Data listing

========

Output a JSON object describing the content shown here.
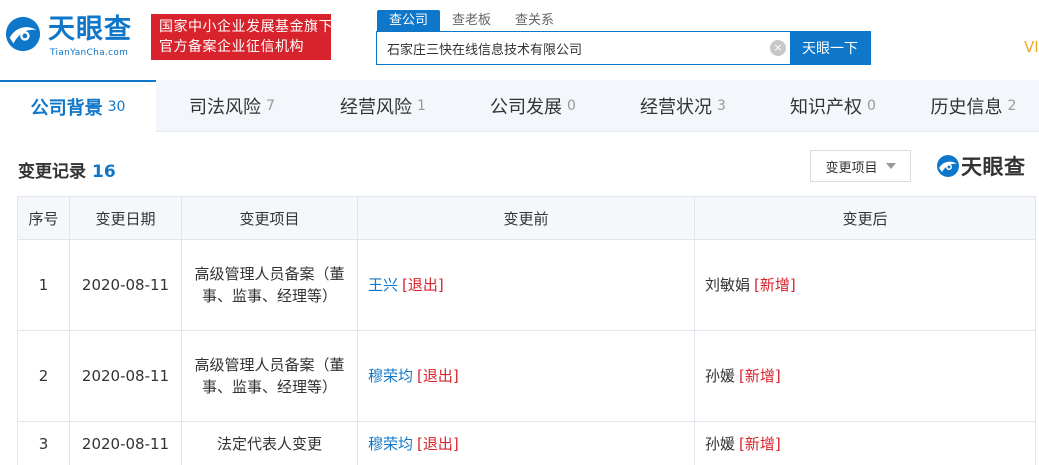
{
  "header": {
    "logo_cn": "天眼查",
    "logo_en": "TianYanCha.com",
    "badge_line1": "国家中小企业发展基金旗下",
    "badge_line2": "官方备案企业征信机构",
    "search_tabs": [
      "查公司",
      "查老板",
      "查关系"
    ],
    "search_value": "石家庄三快在线信息技术有限公司",
    "clear_glyph": "×",
    "search_button": "天眼一下",
    "vip_text": "VI"
  },
  "nav": [
    {
      "label": "公司背景",
      "count": "30"
    },
    {
      "label": "司法风险",
      "count": "7"
    },
    {
      "label": "经营风险",
      "count": "1"
    },
    {
      "label": "公司发展",
      "count": "0"
    },
    {
      "label": "经营状况",
      "count": "3"
    },
    {
      "label": "知识产权",
      "count": "0"
    },
    {
      "label": "历史信息",
      "count": "2"
    }
  ],
  "section": {
    "title": "变更记录",
    "count": "16",
    "filter_label": "变更项目",
    "watermark": "天眼查"
  },
  "table": {
    "headers": [
      "序号",
      "变更日期",
      "变更项目",
      "变更前",
      "变更后"
    ],
    "rows": [
      {
        "index": "1",
        "date": "2020-08-11",
        "item": "高级管理人员备案（董事、监事、经理等）",
        "before_name": "王兴",
        "before_tag": "[退出]",
        "after_name": "刘敏娟",
        "after_tag": "[新增]"
      },
      {
        "index": "2",
        "date": "2020-08-11",
        "item": "高级管理人员备案（董事、监事、经理等）",
        "before_name": "穆荣均",
        "before_tag": "[退出]",
        "after_name": "孙媛",
        "after_tag": "[新增]"
      },
      {
        "index": "3",
        "date": "2020-08-11",
        "item": "法定代表人变更",
        "before_name": "穆荣均",
        "before_tag": "[退出]",
        "after_name": "孙媛",
        "after_tag": "[新增]"
      }
    ]
  },
  "colors": {
    "brand_blue": "#0f77c9",
    "badge_red": "#d9232c",
    "tag_red": "#d9232c",
    "vip_orange": "#f5a623"
  }
}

========

▸ Exercise aim:
Using the records above, retype everything exactly except the pictures.

▸ Final result:
Output a JSON object describing the content shown here.
{
  "header": {
    "logo_cn": "天眼查",
    "logo_en": "TianYanCha.com",
    "badge_line1": "国家中小企业发展基金旗下",
    "badge_line2": "官方备案企业征信机构",
    "search_tabs": [
      "查公司",
      "查老板",
      "查关系"
    ],
    "search_value": "石家庄三快在线信息技术有限公司",
    "clear_glyph": "×",
    "search_button": "天眼一下",
    "vip_text": "VI"
  },
  "nav": [
    {
      "label": "公司背景",
      "count": "30"
    },
    {
      "label": "司法风险",
      "count": "7"
    },
    {
      "label": "经营风险",
      "count": "1"
    },
    {
      "label": "公司发展",
      "count": "0"
    },
    {
      "label": "经营状况",
      "count": "3"
    },
    {
      "label": "知识产权",
      "count": "0"
    },
    {
      "label": "历史信息",
      "count": "2"
    }
  ],
  "section": {
    "title": "变更记录",
    "count": "16",
    "filter_label": "变更项目",
    "watermark": "天眼查"
  },
  "table": {
    "headers": [
      "序号",
      "变更日期",
      "变更项目",
      "变更前",
      "变更后"
    ],
    "rows": [
      {
        "index": "1",
        "date": "2020-08-11",
        "item": "高级管理人员备案（董事、监事、经理等）",
        "before_name": "王兴",
        "before_tag": "[退出]",
        "after_name": "刘敏娟",
        "after_tag": "[新增]"
      },
      {
        "index": "2",
        "date": "2020-08-11",
        "item": "高级管理人员备案（董事、监事、经理等）",
        "before_name": "穆荣均",
        "before_tag": "[退出]",
        "after_name": "孙媛",
        "after_tag": "[新增]"
      },
      {
        "index": "3",
        "date": "2020-08-11",
        "item": "法定代表人变更",
        "before_name": "穆荣均",
        "before_tag": "[退出]",
        "after_name": "孙媛",
        "after_tag": "[新增]"
      }
    ]
  },
  "colors": {
    "brand_blue": "#0f77c9",
    "badge_red": "#d9232c",
    "tag_red": "#d9232c",
    "vip_orange": "#f5a623"
  }
}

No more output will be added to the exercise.